AIM » From the entries below, extract every line that includes the word "JSON".
###
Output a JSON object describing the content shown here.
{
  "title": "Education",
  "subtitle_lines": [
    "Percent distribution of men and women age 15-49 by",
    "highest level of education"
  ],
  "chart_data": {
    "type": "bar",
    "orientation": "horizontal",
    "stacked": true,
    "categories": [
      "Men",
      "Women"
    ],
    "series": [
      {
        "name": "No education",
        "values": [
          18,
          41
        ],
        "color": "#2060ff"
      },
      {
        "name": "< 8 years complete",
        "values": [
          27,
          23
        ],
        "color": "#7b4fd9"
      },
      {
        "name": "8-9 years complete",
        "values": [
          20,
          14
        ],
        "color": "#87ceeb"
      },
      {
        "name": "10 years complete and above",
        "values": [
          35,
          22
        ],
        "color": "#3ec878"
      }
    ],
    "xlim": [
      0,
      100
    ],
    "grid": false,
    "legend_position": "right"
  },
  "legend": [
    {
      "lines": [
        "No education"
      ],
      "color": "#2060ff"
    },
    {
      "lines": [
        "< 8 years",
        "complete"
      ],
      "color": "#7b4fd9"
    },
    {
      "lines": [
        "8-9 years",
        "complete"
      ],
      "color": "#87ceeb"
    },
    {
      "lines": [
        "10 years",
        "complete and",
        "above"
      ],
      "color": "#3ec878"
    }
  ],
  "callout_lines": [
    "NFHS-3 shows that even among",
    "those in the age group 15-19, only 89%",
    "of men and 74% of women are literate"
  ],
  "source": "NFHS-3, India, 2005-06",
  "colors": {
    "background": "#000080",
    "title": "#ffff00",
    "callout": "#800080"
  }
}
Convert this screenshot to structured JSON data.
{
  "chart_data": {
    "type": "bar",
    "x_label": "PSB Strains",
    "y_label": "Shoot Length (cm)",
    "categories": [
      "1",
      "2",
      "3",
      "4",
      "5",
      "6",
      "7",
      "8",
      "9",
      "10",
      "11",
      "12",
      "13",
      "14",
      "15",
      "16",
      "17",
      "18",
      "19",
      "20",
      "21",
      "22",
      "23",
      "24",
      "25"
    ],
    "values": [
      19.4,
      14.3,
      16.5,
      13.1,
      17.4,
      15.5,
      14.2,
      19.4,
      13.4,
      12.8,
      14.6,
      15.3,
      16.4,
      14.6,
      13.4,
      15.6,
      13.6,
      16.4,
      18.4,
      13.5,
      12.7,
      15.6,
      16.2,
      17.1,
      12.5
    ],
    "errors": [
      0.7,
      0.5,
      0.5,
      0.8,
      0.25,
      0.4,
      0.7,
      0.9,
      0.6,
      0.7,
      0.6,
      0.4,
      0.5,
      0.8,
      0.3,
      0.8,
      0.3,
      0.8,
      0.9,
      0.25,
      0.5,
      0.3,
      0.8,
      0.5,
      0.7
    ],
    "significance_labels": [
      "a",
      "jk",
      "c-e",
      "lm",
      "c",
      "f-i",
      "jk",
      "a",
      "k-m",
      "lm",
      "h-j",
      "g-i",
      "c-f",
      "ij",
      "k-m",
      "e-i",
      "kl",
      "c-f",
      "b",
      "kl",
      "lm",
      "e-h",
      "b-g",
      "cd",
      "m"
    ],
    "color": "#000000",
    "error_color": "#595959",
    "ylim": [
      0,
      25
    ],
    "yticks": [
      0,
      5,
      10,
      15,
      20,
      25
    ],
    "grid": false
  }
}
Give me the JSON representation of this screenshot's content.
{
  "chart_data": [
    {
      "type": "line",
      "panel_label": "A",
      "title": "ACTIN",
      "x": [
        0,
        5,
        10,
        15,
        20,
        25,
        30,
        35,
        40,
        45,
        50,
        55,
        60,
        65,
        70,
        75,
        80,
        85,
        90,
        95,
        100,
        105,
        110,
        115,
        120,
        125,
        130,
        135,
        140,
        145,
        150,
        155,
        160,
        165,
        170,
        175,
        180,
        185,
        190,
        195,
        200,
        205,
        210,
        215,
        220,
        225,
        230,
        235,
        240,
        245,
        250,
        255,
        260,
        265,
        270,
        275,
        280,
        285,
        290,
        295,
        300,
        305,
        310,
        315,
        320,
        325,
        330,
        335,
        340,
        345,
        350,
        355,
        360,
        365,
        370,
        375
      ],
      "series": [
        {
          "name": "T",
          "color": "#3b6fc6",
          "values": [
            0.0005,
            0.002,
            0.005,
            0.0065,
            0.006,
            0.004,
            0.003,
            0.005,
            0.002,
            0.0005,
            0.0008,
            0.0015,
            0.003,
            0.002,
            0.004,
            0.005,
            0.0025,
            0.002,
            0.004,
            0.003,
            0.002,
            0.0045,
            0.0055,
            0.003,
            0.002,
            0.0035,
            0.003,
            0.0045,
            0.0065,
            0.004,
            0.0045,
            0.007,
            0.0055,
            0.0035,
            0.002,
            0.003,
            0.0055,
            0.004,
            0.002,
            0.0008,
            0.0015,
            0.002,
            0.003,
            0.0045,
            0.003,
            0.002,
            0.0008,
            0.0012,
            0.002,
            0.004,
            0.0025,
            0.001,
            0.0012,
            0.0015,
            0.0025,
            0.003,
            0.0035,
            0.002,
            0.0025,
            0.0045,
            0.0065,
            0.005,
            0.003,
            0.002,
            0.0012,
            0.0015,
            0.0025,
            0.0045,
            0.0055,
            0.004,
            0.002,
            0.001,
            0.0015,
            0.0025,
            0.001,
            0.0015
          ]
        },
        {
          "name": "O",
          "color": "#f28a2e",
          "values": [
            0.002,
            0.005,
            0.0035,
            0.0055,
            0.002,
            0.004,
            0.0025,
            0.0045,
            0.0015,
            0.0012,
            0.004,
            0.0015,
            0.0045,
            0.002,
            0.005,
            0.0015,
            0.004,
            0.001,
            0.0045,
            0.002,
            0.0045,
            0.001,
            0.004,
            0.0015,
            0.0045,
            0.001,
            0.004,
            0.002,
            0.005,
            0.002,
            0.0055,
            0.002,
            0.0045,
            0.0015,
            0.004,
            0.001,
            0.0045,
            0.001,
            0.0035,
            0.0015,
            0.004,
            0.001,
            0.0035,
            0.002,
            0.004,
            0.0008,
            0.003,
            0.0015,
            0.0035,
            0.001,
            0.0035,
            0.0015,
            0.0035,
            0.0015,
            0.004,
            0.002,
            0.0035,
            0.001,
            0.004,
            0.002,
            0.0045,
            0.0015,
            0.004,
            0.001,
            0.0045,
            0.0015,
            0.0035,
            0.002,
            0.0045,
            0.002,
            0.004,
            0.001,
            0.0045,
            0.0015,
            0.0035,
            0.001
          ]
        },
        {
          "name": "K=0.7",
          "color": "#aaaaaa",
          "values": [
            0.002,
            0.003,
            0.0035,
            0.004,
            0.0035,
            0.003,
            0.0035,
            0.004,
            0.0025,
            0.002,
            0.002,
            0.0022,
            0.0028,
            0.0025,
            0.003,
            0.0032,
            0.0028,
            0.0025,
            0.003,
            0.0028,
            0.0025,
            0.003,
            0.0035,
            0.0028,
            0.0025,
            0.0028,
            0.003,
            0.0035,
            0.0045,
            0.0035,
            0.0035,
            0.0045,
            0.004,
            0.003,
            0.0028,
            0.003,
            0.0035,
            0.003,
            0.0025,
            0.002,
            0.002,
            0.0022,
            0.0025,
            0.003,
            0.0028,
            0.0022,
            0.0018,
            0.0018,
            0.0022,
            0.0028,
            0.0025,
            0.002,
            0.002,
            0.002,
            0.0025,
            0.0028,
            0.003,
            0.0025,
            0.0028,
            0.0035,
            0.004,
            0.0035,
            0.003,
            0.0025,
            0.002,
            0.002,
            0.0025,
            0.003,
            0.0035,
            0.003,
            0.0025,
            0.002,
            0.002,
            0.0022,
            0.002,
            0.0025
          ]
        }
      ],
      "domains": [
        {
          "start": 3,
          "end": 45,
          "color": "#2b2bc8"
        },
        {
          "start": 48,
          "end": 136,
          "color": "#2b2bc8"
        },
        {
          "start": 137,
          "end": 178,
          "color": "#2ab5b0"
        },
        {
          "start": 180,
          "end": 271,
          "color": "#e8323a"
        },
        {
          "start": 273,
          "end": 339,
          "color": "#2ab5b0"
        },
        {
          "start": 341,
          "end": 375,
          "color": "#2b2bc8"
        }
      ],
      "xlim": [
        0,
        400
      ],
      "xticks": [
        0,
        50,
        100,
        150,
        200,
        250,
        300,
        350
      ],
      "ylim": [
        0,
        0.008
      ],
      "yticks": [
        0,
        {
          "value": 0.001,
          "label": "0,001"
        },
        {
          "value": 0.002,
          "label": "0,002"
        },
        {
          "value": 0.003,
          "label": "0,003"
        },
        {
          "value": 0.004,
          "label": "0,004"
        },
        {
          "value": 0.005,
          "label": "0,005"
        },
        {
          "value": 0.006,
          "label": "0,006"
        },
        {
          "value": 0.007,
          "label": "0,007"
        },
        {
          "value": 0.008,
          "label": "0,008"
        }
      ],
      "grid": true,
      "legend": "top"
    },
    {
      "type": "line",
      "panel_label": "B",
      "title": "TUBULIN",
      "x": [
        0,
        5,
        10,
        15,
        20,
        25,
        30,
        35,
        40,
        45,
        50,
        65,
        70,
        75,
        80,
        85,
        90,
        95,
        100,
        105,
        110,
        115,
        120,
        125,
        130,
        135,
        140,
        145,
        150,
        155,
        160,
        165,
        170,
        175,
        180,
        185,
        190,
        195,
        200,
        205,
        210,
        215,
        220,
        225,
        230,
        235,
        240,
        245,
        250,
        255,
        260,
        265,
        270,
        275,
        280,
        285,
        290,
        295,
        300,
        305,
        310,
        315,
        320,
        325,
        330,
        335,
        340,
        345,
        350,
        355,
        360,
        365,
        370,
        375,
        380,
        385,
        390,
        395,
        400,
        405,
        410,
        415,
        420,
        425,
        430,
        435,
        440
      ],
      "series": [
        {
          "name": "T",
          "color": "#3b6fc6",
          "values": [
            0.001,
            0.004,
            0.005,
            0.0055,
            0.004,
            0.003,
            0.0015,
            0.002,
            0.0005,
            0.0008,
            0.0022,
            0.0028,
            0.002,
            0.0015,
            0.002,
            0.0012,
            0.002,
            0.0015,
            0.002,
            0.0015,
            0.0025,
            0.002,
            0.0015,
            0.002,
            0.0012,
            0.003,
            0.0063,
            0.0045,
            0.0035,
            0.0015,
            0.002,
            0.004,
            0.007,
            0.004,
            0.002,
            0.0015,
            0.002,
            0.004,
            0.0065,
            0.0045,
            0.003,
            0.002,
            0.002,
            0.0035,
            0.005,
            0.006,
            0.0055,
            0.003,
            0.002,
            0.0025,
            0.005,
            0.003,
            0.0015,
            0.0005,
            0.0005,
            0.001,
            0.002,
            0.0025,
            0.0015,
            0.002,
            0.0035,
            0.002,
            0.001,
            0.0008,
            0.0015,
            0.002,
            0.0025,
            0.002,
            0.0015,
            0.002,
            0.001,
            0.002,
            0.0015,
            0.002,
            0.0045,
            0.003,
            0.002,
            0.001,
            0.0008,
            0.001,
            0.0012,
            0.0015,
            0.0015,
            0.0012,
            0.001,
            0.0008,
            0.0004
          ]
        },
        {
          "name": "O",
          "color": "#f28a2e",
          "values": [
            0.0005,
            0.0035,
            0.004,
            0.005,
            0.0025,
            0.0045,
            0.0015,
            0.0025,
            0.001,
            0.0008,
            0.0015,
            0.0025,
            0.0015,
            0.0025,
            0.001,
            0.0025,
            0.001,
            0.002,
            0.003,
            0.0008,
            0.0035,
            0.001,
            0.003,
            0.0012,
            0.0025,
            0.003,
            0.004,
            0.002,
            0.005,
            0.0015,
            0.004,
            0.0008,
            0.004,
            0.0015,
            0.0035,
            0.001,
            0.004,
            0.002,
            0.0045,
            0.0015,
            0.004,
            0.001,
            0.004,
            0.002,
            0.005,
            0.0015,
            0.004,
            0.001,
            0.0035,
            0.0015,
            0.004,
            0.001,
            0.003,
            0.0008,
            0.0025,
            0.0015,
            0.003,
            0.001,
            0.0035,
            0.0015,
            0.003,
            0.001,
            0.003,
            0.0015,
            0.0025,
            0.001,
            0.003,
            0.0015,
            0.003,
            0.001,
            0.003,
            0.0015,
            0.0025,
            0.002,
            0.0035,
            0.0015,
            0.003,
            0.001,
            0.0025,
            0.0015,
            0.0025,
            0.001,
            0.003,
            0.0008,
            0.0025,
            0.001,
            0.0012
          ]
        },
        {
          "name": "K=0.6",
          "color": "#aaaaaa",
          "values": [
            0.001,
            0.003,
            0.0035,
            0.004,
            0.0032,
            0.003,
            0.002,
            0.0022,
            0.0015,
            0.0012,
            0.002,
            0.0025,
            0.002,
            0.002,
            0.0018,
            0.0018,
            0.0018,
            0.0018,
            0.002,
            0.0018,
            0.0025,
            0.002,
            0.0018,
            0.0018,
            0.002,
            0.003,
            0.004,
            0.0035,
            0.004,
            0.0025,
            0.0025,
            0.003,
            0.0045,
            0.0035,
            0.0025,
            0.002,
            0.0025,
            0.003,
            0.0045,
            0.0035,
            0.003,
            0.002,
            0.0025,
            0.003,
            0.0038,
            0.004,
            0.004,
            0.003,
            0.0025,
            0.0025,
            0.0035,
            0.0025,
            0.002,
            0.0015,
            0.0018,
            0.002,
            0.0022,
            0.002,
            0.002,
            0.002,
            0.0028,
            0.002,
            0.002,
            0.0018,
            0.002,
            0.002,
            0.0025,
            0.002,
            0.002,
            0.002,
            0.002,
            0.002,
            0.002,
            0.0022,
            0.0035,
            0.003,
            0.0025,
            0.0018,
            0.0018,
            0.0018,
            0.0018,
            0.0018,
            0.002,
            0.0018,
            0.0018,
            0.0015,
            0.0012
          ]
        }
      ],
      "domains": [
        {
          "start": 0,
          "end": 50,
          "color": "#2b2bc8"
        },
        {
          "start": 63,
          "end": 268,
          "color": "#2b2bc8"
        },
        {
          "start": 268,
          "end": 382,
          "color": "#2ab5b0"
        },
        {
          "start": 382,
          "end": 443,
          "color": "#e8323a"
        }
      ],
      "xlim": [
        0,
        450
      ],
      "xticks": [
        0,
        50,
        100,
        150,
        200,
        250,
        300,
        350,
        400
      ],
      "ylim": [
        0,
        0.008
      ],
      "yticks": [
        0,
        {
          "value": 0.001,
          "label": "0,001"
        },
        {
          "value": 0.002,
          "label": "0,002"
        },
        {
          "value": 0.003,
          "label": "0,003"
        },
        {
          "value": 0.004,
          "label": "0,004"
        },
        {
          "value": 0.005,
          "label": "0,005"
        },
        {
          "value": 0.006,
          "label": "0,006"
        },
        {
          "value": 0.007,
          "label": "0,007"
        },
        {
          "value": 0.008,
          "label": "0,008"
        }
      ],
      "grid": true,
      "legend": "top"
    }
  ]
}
###
COMPLETED TASK »
Output a JSON object describing the content shown here.
Convert this screenshot to structured JSON data.
Give me the JSON representation of this screenshot's content.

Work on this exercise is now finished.